TASK GOAL | Copy out each line below that has the word "Izby" in it.

## start PROVIDED INFORMATION

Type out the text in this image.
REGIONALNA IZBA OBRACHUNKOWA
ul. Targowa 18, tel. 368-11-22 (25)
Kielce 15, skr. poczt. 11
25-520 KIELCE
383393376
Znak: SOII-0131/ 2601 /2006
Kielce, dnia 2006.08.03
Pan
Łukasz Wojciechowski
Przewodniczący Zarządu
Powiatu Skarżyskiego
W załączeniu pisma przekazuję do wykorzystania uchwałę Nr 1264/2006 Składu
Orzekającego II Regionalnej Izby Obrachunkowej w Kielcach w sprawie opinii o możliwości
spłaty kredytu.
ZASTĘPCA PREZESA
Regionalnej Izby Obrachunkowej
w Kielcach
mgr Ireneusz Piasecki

## end PROVIDED INFORMATION

TASK RESPONSE |
Orzekającego II Regionalnej Izby Obrachunkowej w Kielcach w sprawie opinii o możliwości
Regionalnej Izby Obrachunkowej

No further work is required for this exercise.